▶ _YOUR OBJECTIVE_:
Note how many lines hold "name" and report that number by itself.

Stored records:
------------------------------------------------------------------------

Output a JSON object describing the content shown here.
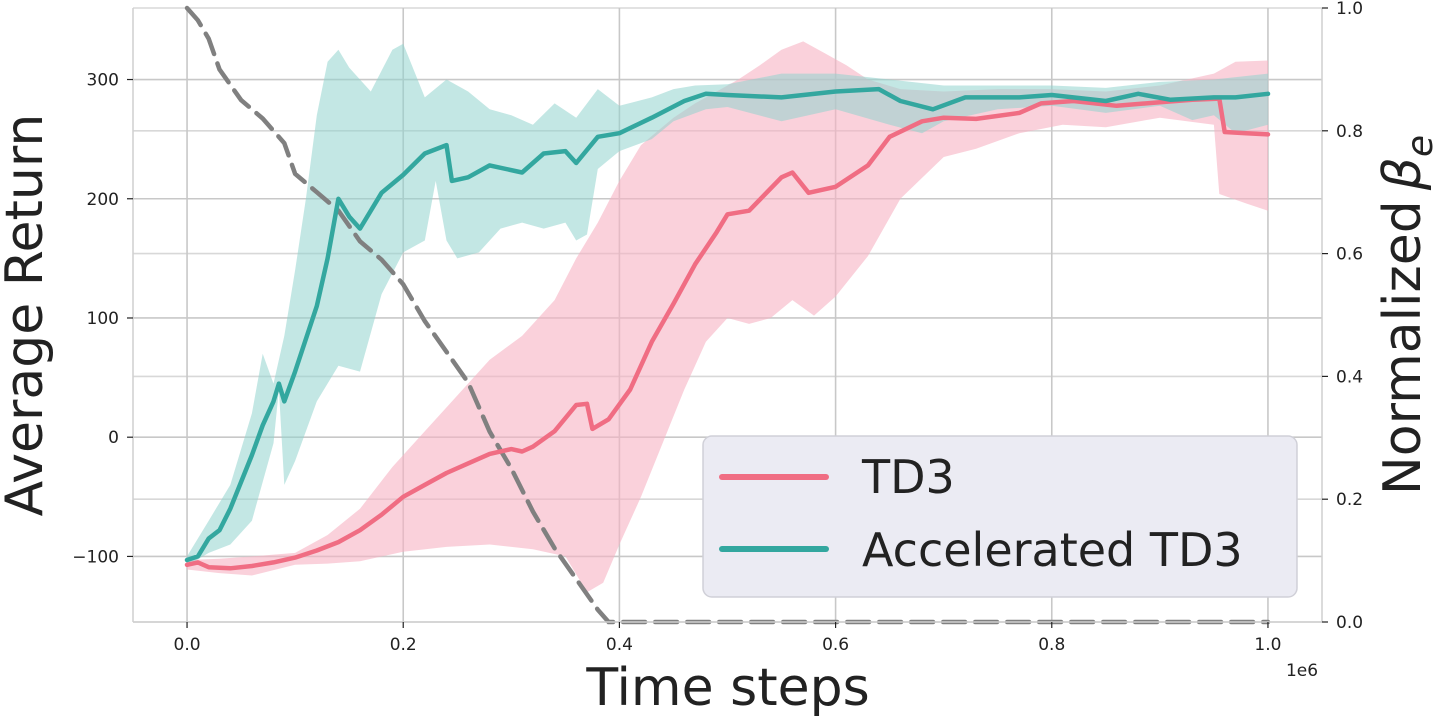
{
  "colors": {
    "td3": "#f06d83",
    "td3_band": "#f7b3c3",
    "acc": "#33a79f",
    "acc_band": "#91d3ce",
    "beta": "#808080",
    "grid": "#c8c8c8",
    "legend_bg": "#ebebf3"
  },
  "chart_data": {
    "type": "line",
    "xlabel": "Time steps",
    "ylabel": "Average Return",
    "y2label": "Normalized",
    "y2label_symbol": "β",
    "y2label_sub": "e",
    "x_offset_label": "1e6",
    "xlim": [
      -0.05,
      1.05
    ],
    "ylim": [
      -155,
      360
    ],
    "y2lim": [
      0,
      1
    ],
    "grid": true,
    "legend_position": "lower-right",
    "x_ticks": [
      0.0,
      0.2,
      0.4,
      0.6,
      0.8,
      1.0
    ],
    "x_tick_labels": [
      "0.0",
      "0.2",
      "0.4",
      "0.6",
      "0.8",
      "1.0"
    ],
    "y_ticks": [
      -100,
      0,
      100,
      200,
      300
    ],
    "y_tick_labels": [
      "−100",
      "0",
      "100",
      "200",
      "300"
    ],
    "y2_ticks": [
      0,
      0.2,
      0.4,
      0.6,
      0.8,
      1.0
    ],
    "y2_tick_labels": [
      "0.0",
      "0.2",
      "0.4",
      "0.6",
      "0.8",
      "1.0"
    ],
    "series": [
      {
        "name": "TD3",
        "axis": "left",
        "points": [
          [
            0.0,
            -107
          ],
          [
            0.01,
            -105
          ],
          [
            0.02,
            -109
          ],
          [
            0.04,
            -110
          ],
          [
            0.06,
            -108
          ],
          [
            0.08,
            -105
          ],
          [
            0.1,
            -101
          ],
          [
            0.12,
            -95
          ],
          [
            0.14,
            -88
          ],
          [
            0.16,
            -78
          ],
          [
            0.18,
            -65
          ],
          [
            0.2,
            -50
          ],
          [
            0.22,
            -40
          ],
          [
            0.24,
            -30
          ],
          [
            0.26,
            -22
          ],
          [
            0.28,
            -14
          ],
          [
            0.3,
            -10
          ],
          [
            0.31,
            -12
          ],
          [
            0.32,
            -8
          ],
          [
            0.34,
            5
          ],
          [
            0.36,
            27
          ],
          [
            0.37,
            28
          ],
          [
            0.375,
            7
          ],
          [
            0.39,
            15
          ],
          [
            0.41,
            40
          ],
          [
            0.43,
            80
          ],
          [
            0.45,
            112
          ],
          [
            0.47,
            145
          ],
          [
            0.49,
            172
          ],
          [
            0.5,
            187
          ],
          [
            0.52,
            190
          ],
          [
            0.55,
            218
          ],
          [
            0.56,
            222
          ],
          [
            0.575,
            205
          ],
          [
            0.6,
            210
          ],
          [
            0.63,
            228
          ],
          [
            0.65,
            252
          ],
          [
            0.68,
            265
          ],
          [
            0.7,
            268
          ],
          [
            0.73,
            267
          ],
          [
            0.77,
            272
          ],
          [
            0.79,
            280
          ],
          [
            0.82,
            282
          ],
          [
            0.86,
            278
          ],
          [
            0.9,
            281
          ],
          [
            0.93,
            283
          ],
          [
            0.955,
            284
          ],
          [
            0.96,
            256
          ],
          [
            0.98,
            255
          ],
          [
            1.0,
            254
          ]
        ],
        "band_upper": [
          [
            0.0,
            -103
          ],
          [
            0.03,
            -102
          ],
          [
            0.06,
            -100
          ],
          [
            0.1,
            -97
          ],
          [
            0.13,
            -82
          ],
          [
            0.16,
            -60
          ],
          [
            0.19,
            -25
          ],
          [
            0.22,
            5
          ],
          [
            0.25,
            35
          ],
          [
            0.28,
            65
          ],
          [
            0.31,
            85
          ],
          [
            0.34,
            115
          ],
          [
            0.36,
            150
          ],
          [
            0.38,
            180
          ],
          [
            0.4,
            215
          ],
          [
            0.42,
            245
          ],
          [
            0.45,
            268
          ],
          [
            0.47,
            280
          ],
          [
            0.49,
            290
          ],
          [
            0.51,
            300
          ],
          [
            0.53,
            312
          ],
          [
            0.55,
            325
          ],
          [
            0.57,
            332
          ],
          [
            0.59,
            322
          ],
          [
            0.61,
            312
          ],
          [
            0.63,
            300
          ],
          [
            0.66,
            292
          ],
          [
            0.7,
            290
          ],
          [
            0.75,
            292
          ],
          [
            0.8,
            292
          ],
          [
            0.85,
            290
          ],
          [
            0.9,
            295
          ],
          [
            0.95,
            305
          ],
          [
            0.97,
            315
          ],
          [
            1.0,
            316
          ]
        ],
        "band_lower": [
          [
            0.0,
            -111
          ],
          [
            0.03,
            -114
          ],
          [
            0.06,
            -116
          ],
          [
            0.1,
            -107
          ],
          [
            0.13,
            -106
          ],
          [
            0.16,
            -104
          ],
          [
            0.2,
            -96
          ],
          [
            0.24,
            -92
          ],
          [
            0.28,
            -90
          ],
          [
            0.32,
            -94
          ],
          [
            0.35,
            -100
          ],
          [
            0.37,
            -130
          ],
          [
            0.385,
            -122
          ],
          [
            0.4,
            -90
          ],
          [
            0.42,
            -50
          ],
          [
            0.44,
            -5
          ],
          [
            0.46,
            40
          ],
          [
            0.48,
            80
          ],
          [
            0.5,
            100
          ],
          [
            0.52,
            95
          ],
          [
            0.54,
            100
          ],
          [
            0.56,
            115
          ],
          [
            0.58,
            102
          ],
          [
            0.6,
            118
          ],
          [
            0.63,
            152
          ],
          [
            0.66,
            200
          ],
          [
            0.7,
            235
          ],
          [
            0.73,
            242
          ],
          [
            0.77,
            255
          ],
          [
            0.81,
            262
          ],
          [
            0.85,
            260
          ],
          [
            0.9,
            268
          ],
          [
            0.95,
            262
          ],
          [
            0.955,
            204
          ],
          [
            0.98,
            196
          ],
          [
            1.0,
            190
          ]
        ]
      },
      {
        "name": "Accelerated TD3",
        "axis": "left",
        "points": [
          [
            0.0,
            -103
          ],
          [
            0.01,
            -100
          ],
          [
            0.02,
            -85
          ],
          [
            0.03,
            -78
          ],
          [
            0.04,
            -60
          ],
          [
            0.06,
            -15
          ],
          [
            0.07,
            10
          ],
          [
            0.08,
            30
          ],
          [
            0.085,
            45
          ],
          [
            0.09,
            30
          ],
          [
            0.1,
            55
          ],
          [
            0.12,
            110
          ],
          [
            0.13,
            150
          ],
          [
            0.14,
            200
          ],
          [
            0.15,
            185
          ],
          [
            0.16,
            175
          ],
          [
            0.18,
            205
          ],
          [
            0.2,
            220
          ],
          [
            0.22,
            238
          ],
          [
            0.24,
            245
          ],
          [
            0.245,
            215
          ],
          [
            0.26,
            218
          ],
          [
            0.28,
            228
          ],
          [
            0.31,
            222
          ],
          [
            0.33,
            238
          ],
          [
            0.35,
            240
          ],
          [
            0.36,
            230
          ],
          [
            0.38,
            252
          ],
          [
            0.4,
            255
          ],
          [
            0.43,
            268
          ],
          [
            0.46,
            282
          ],
          [
            0.48,
            288
          ],
          [
            0.5,
            287
          ],
          [
            0.55,
            285
          ],
          [
            0.6,
            290
          ],
          [
            0.64,
            292
          ],
          [
            0.66,
            282
          ],
          [
            0.69,
            275
          ],
          [
            0.72,
            285
          ],
          [
            0.77,
            285
          ],
          [
            0.8,
            287
          ],
          [
            0.85,
            282
          ],
          [
            0.88,
            288
          ],
          [
            0.91,
            283
          ],
          [
            0.95,
            285
          ],
          [
            0.97,
            285
          ],
          [
            1.0,
            288
          ]
        ],
        "band_upper": [
          [
            0.0,
            -100
          ],
          [
            0.02,
            -70
          ],
          [
            0.04,
            -40
          ],
          [
            0.06,
            20
          ],
          [
            0.07,
            70
          ],
          [
            0.08,
            45
          ],
          [
            0.09,
            85
          ],
          [
            0.1,
            140
          ],
          [
            0.11,
            200
          ],
          [
            0.12,
            270
          ],
          [
            0.13,
            315
          ],
          [
            0.14,
            325
          ],
          [
            0.15,
            310
          ],
          [
            0.17,
            290
          ],
          [
            0.19,
            325
          ],
          [
            0.2,
            330
          ],
          [
            0.22,
            285
          ],
          [
            0.24,
            300
          ],
          [
            0.26,
            290
          ],
          [
            0.28,
            275
          ],
          [
            0.3,
            270
          ],
          [
            0.32,
            262
          ],
          [
            0.34,
            280
          ],
          [
            0.36,
            268
          ],
          [
            0.38,
            292
          ],
          [
            0.4,
            278
          ],
          [
            0.43,
            285
          ],
          [
            0.45,
            292
          ],
          [
            0.47,
            295
          ],
          [
            0.5,
            296
          ],
          [
            0.55,
            305
          ],
          [
            0.6,
            305
          ],
          [
            0.65,
            300
          ],
          [
            0.7,
            295
          ],
          [
            0.75,
            295
          ],
          [
            0.8,
            295
          ],
          [
            0.85,
            293
          ],
          [
            0.9,
            298
          ],
          [
            0.95,
            300
          ],
          [
            1.0,
            305
          ]
        ],
        "band_lower": [
          [
            0.0,
            -108
          ],
          [
            0.02,
            -97
          ],
          [
            0.04,
            -90
          ],
          [
            0.06,
            -70
          ],
          [
            0.08,
            -5
          ],
          [
            0.085,
            40
          ],
          [
            0.09,
            -40
          ],
          [
            0.1,
            -20
          ],
          [
            0.12,
            30
          ],
          [
            0.14,
            60
          ],
          [
            0.16,
            55
          ],
          [
            0.18,
            120
          ],
          [
            0.2,
            155
          ],
          [
            0.22,
            165
          ],
          [
            0.23,
            215
          ],
          [
            0.24,
            165
          ],
          [
            0.25,
            150
          ],
          [
            0.27,
            155
          ],
          [
            0.29,
            175
          ],
          [
            0.31,
            180
          ],
          [
            0.33,
            175
          ],
          [
            0.35,
            180
          ],
          [
            0.36,
            165
          ],
          [
            0.37,
            170
          ],
          [
            0.38,
            225
          ],
          [
            0.4,
            240
          ],
          [
            0.43,
            250
          ],
          [
            0.45,
            265
          ],
          [
            0.48,
            275
          ],
          [
            0.5,
            277
          ],
          [
            0.55,
            265
          ],
          [
            0.6,
            275
          ],
          [
            0.65,
            262
          ],
          [
            0.68,
            255
          ],
          [
            0.7,
            265
          ],
          [
            0.75,
            275
          ],
          [
            0.8,
            278
          ],
          [
            0.85,
            272
          ],
          [
            0.9,
            278
          ],
          [
            0.93,
            266
          ],
          [
            0.95,
            270
          ],
          [
            0.97,
            255
          ],
          [
            1.0,
            262
          ]
        ]
      },
      {
        "name": "β_e",
        "axis": "right",
        "style": "dashed",
        "points": [
          [
            0.0,
            1.0
          ],
          [
            0.01,
            0.98
          ],
          [
            0.02,
            0.95
          ],
          [
            0.03,
            0.9
          ],
          [
            0.05,
            0.85
          ],
          [
            0.07,
            0.82
          ],
          [
            0.09,
            0.78
          ],
          [
            0.1,
            0.73
          ],
          [
            0.12,
            0.7
          ],
          [
            0.14,
            0.67
          ],
          [
            0.16,
            0.62
          ],
          [
            0.18,
            0.59
          ],
          [
            0.2,
            0.55
          ],
          [
            0.22,
            0.49
          ],
          [
            0.24,
            0.44
          ],
          [
            0.26,
            0.39
          ],
          [
            0.28,
            0.31
          ],
          [
            0.3,
            0.25
          ],
          [
            0.32,
            0.18
          ],
          [
            0.34,
            0.12
          ],
          [
            0.36,
            0.07
          ],
          [
            0.38,
            0.02
          ],
          [
            0.39,
            0.0
          ],
          [
            1.0,
            0.0
          ]
        ]
      }
    ]
  }
}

------------------------------------------------------------------------

▶ _WORKED ANSWER_:
3